The task: Gather all lines from the material that contain "this".

Materials provided:
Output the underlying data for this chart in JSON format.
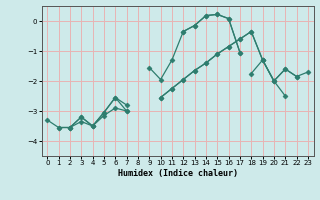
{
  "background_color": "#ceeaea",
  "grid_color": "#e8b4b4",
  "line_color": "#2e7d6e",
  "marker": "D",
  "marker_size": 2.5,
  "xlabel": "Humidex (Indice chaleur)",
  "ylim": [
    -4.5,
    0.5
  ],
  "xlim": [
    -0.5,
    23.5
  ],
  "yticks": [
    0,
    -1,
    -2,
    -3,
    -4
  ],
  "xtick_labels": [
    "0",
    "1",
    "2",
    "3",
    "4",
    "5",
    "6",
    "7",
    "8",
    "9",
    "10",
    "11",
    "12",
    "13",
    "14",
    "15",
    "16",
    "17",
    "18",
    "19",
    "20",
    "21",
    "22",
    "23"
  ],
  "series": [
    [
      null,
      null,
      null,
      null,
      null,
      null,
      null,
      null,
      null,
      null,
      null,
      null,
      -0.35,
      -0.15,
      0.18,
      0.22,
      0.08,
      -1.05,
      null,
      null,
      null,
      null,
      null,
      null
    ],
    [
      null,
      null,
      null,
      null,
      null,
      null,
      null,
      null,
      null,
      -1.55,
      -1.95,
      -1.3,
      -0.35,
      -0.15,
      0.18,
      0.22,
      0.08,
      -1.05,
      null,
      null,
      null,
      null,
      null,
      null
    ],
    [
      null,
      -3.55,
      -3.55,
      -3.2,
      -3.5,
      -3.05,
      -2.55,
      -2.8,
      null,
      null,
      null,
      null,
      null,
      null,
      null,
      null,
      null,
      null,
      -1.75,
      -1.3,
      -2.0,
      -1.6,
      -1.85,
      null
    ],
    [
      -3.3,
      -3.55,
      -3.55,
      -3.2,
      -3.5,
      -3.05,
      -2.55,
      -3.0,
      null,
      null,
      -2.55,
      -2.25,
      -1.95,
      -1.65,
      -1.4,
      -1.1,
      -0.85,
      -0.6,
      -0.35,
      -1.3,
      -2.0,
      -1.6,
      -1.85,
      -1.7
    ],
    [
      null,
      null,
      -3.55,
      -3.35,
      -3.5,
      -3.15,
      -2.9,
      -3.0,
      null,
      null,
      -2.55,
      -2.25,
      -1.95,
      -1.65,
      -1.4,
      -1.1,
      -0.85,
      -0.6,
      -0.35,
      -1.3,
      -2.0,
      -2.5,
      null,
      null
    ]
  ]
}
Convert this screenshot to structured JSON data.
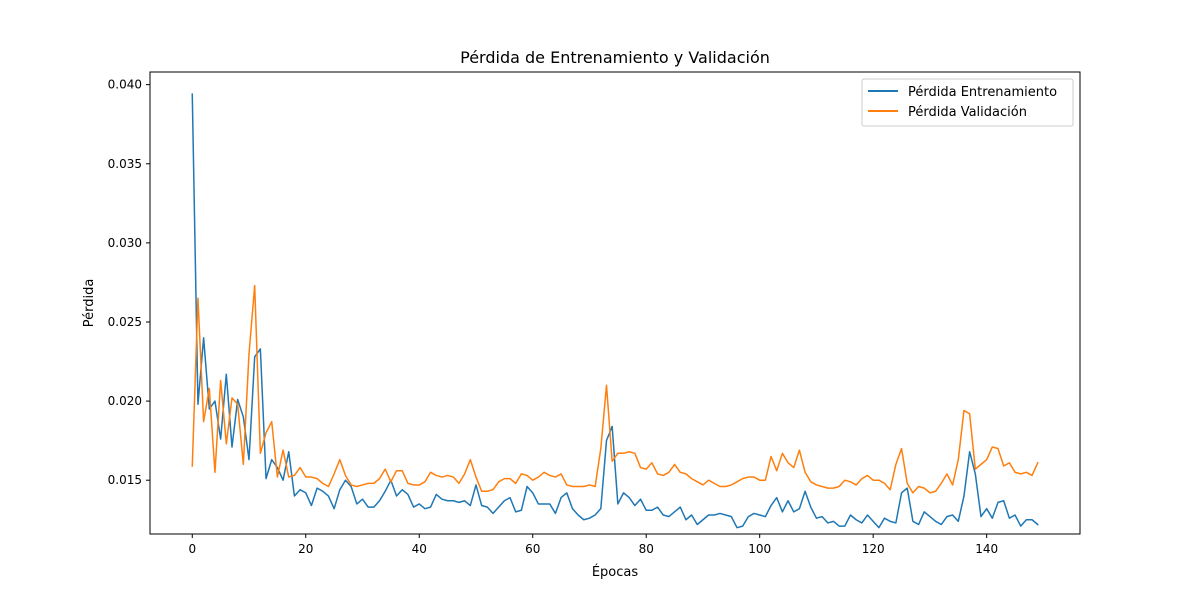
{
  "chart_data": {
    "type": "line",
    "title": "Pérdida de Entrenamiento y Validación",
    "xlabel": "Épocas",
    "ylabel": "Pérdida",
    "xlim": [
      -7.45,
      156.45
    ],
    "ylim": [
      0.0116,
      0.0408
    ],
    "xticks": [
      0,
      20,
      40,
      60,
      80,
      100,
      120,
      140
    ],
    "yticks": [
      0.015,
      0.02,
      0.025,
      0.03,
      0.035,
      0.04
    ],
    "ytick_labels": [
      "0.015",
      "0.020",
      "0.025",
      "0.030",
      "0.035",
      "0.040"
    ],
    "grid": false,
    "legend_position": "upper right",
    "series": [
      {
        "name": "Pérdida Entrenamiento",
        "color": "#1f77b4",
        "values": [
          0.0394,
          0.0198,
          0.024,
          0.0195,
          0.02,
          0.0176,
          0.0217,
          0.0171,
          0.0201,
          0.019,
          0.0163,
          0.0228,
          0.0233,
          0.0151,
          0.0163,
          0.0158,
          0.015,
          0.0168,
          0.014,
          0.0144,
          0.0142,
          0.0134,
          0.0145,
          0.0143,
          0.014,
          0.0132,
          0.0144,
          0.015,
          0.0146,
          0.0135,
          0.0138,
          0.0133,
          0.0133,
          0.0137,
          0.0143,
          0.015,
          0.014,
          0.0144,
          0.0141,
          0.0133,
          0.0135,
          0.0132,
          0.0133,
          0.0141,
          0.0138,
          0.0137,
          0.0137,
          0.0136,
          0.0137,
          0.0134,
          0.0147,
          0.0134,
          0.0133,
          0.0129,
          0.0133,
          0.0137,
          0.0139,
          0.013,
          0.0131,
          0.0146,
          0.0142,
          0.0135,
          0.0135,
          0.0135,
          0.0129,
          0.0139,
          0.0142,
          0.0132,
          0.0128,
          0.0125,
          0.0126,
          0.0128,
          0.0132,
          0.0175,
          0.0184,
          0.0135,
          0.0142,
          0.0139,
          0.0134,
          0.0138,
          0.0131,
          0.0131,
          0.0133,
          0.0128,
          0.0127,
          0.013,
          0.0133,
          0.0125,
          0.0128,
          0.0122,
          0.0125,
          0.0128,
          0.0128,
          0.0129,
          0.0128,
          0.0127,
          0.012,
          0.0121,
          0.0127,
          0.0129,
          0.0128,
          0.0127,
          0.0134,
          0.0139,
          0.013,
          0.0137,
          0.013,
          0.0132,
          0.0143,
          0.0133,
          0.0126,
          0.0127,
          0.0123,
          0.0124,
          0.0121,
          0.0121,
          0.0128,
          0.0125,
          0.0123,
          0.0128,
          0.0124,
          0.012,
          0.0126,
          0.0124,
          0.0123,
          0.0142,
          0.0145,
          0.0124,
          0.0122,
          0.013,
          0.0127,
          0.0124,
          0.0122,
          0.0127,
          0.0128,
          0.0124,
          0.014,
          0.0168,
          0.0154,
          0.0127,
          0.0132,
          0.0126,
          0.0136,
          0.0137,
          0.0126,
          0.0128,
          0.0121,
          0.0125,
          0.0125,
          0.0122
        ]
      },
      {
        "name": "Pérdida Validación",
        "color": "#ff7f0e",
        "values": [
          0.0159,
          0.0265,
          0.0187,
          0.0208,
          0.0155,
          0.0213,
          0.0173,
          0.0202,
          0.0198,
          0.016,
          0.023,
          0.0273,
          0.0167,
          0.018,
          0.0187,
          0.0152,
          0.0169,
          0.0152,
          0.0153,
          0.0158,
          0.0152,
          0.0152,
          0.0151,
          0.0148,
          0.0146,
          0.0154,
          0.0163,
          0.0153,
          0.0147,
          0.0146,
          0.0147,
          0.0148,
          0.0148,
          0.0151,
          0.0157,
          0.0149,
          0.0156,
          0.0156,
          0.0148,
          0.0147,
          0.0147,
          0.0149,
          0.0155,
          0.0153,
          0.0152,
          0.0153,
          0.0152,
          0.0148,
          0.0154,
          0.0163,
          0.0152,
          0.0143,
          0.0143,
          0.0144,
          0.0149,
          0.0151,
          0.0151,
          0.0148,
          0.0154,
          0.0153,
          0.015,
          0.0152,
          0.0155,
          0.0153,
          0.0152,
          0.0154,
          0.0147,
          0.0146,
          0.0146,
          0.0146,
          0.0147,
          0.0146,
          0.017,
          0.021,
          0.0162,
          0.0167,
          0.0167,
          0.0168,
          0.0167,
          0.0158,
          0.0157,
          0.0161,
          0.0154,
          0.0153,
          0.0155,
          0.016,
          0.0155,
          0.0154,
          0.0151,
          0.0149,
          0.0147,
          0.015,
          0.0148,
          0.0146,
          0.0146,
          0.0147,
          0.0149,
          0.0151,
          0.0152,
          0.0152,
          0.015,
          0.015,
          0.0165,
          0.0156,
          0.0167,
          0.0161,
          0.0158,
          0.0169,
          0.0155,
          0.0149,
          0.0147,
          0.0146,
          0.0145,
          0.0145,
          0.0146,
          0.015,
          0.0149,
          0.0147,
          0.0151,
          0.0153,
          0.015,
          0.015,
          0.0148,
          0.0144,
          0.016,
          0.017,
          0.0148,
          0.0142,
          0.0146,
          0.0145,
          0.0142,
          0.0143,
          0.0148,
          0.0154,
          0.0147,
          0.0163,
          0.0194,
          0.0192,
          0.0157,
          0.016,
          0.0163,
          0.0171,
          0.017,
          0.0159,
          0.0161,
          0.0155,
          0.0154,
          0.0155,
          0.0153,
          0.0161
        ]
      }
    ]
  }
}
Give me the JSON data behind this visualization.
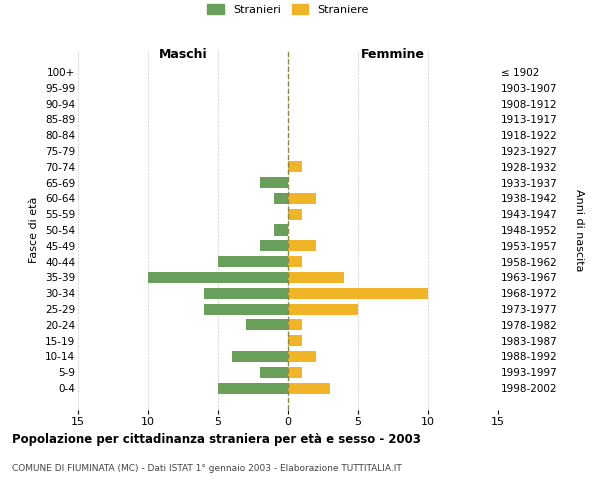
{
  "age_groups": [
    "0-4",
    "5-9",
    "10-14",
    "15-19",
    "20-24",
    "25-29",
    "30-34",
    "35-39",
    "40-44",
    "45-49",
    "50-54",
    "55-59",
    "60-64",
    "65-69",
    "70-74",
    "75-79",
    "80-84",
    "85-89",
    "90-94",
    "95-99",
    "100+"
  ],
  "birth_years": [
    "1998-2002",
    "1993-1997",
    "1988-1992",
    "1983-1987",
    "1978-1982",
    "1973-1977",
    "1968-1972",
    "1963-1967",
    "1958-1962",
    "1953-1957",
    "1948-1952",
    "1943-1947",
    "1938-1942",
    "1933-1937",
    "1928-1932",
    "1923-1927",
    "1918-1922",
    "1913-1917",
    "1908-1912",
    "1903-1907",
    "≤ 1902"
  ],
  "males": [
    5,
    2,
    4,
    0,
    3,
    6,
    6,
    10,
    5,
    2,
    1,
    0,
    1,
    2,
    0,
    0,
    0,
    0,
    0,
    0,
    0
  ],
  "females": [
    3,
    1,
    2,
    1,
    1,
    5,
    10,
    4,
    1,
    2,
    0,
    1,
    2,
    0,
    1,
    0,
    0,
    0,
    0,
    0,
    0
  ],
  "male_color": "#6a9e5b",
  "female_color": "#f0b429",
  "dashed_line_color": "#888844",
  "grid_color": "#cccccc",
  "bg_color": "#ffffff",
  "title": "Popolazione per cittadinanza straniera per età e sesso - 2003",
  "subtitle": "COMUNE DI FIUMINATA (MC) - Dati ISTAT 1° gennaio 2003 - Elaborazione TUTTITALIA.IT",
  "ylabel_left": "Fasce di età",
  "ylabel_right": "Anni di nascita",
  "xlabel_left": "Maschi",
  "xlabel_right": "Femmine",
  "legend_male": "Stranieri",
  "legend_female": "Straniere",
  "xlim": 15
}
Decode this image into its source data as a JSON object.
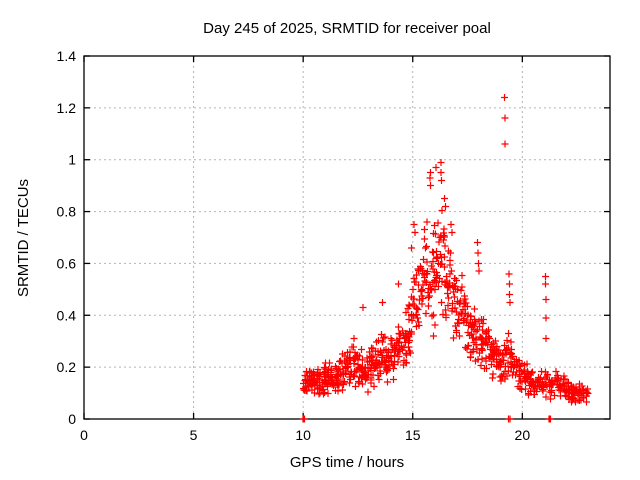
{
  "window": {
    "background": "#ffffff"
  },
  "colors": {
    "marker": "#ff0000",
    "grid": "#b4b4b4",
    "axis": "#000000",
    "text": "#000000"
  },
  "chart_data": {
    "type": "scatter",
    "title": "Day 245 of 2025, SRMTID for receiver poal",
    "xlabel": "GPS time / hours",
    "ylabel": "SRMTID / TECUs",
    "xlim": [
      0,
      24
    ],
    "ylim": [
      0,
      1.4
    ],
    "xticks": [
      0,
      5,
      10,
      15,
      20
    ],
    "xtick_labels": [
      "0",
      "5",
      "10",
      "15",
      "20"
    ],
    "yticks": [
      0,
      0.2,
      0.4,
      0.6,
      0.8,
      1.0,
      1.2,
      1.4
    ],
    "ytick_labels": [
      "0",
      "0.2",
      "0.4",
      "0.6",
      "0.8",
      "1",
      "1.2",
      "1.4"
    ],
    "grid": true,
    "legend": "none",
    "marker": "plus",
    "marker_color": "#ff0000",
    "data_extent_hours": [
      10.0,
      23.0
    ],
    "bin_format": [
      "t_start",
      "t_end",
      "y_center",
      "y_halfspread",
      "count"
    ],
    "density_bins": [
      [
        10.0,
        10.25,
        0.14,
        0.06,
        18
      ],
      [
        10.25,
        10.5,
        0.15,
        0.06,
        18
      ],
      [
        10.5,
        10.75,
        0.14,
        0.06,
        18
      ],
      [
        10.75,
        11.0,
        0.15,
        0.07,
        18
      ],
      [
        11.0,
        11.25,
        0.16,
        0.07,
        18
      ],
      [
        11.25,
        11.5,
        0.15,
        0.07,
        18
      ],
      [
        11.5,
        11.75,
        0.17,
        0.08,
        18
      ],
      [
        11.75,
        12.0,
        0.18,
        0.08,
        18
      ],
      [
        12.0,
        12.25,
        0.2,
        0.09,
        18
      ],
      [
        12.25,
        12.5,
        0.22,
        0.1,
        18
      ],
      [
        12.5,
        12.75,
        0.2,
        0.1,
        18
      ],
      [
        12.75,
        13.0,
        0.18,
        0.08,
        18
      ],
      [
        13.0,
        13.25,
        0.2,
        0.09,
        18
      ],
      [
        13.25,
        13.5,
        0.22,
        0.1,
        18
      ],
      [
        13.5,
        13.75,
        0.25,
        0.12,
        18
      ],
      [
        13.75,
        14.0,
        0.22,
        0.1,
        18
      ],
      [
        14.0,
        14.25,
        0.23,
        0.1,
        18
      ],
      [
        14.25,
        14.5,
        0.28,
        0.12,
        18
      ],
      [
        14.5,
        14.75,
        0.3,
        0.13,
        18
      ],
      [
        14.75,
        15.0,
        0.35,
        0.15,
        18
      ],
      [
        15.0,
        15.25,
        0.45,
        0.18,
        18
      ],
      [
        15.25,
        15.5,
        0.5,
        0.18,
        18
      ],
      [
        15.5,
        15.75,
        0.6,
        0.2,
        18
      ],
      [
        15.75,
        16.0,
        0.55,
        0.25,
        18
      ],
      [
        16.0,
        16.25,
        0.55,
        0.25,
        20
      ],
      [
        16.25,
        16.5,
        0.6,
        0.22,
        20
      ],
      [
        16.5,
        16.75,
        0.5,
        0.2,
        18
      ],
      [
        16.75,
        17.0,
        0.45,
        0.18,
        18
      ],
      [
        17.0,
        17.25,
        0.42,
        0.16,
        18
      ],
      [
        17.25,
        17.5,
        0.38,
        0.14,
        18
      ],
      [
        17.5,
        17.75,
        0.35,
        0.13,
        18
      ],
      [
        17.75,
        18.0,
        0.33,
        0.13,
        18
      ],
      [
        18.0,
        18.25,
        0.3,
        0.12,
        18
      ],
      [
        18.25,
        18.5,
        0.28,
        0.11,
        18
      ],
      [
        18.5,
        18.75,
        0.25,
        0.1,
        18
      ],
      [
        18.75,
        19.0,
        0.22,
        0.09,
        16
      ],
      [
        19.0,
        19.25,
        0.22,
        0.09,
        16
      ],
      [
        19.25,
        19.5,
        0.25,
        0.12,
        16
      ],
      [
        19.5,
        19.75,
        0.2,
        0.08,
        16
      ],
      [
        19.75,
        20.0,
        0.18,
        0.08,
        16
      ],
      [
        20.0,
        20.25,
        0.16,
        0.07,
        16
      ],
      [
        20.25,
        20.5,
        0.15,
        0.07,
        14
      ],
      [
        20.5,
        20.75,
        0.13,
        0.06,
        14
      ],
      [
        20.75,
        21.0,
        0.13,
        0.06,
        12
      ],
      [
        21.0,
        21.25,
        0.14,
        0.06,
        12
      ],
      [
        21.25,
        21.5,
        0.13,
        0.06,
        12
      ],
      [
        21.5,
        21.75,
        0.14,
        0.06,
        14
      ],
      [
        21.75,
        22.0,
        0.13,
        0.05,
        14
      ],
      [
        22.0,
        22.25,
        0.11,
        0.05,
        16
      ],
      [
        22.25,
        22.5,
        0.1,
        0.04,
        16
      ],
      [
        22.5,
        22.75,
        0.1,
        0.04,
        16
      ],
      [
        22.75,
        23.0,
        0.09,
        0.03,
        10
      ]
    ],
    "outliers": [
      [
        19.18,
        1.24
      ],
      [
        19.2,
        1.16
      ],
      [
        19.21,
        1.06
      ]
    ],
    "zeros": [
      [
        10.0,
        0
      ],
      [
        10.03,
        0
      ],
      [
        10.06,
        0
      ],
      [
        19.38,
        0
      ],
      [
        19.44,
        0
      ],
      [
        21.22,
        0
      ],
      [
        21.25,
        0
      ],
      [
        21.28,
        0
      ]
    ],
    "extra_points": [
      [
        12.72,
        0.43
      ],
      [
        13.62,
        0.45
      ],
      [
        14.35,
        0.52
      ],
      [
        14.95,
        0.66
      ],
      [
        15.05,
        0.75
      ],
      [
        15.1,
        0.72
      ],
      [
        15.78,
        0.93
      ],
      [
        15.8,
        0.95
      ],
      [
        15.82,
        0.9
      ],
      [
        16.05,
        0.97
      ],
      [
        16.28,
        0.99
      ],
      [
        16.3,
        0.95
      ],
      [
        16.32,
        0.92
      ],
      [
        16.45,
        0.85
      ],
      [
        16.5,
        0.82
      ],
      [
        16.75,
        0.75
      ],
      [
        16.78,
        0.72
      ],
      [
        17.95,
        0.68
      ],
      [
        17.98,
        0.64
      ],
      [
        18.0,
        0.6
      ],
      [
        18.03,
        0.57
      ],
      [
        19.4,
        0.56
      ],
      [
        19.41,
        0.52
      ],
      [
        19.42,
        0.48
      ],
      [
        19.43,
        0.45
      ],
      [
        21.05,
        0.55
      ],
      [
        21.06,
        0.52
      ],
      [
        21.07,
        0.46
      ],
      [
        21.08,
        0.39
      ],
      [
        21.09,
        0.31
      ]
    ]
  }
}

Written answer:
Output the underlying data for this chart in JSON format.
Convert this screenshot to structured JSON data.
Give me the JSON data behind this visualization.
Decode this image into its source data as a JSON object.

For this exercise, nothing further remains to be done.